**WHAT NEEDS TO BE DONE**
Select from the records below every line that has the word "popover" in it.
** start of DATASET EXCERPTS **
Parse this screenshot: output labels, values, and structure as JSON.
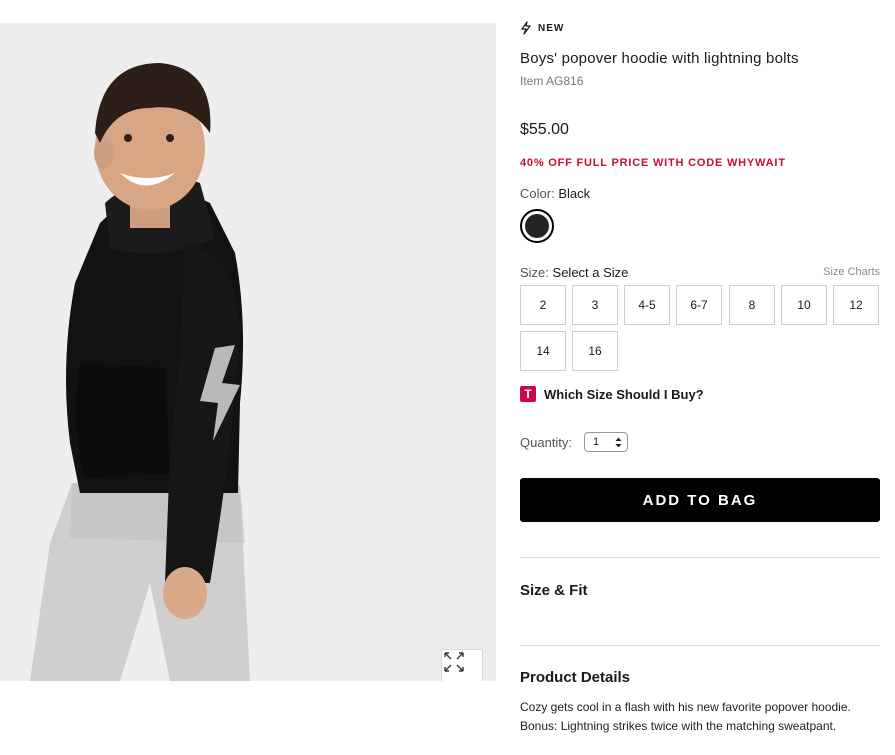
{
  "product": {
    "badge": "NEW",
    "title": "Boys' popover hoodie with lightning bolts",
    "item_number": "Item AG816",
    "price": "$55.00",
    "promo": "40% OFF FULL PRICE WITH CODE WHYWAIT"
  },
  "color": {
    "label": "Color:",
    "value": "Black",
    "swatch_hex": "#242424"
  },
  "size": {
    "label": "Size:",
    "value": "Select a Size",
    "charts_link": "Size Charts",
    "options": [
      "2",
      "3",
      "4-5",
      "6-7",
      "8",
      "10",
      "12",
      "14",
      "16"
    ]
  },
  "fit_help": {
    "icon_letter": "T",
    "label": "Which Size Should I Buy?"
  },
  "quantity": {
    "label": "Quantity:",
    "value": "1"
  },
  "actions": {
    "add_to_bag": "ADD TO BAG"
  },
  "sections": {
    "size_fit": "Size & Fit",
    "product_details": "Product Details",
    "details_text": "Cozy gets cool in a flash with his new favorite popover hoodie. Bonus: Lightning strikes twice with the matching sweatpant."
  },
  "colors": {
    "promo_red": "#c8102e",
    "button_black": "#000000",
    "fit_icon": "#d6004f"
  }
}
** end of DATASET EXCERPTS **
**CORRECT RESPONSE**
    "title": "Boys' popover hoodie with lightning bolts",
    "details_text": "Cozy gets cool in a flash with his new favorite popover hoodie. Bonus: Lightning strikes twice with the matching sweatpant."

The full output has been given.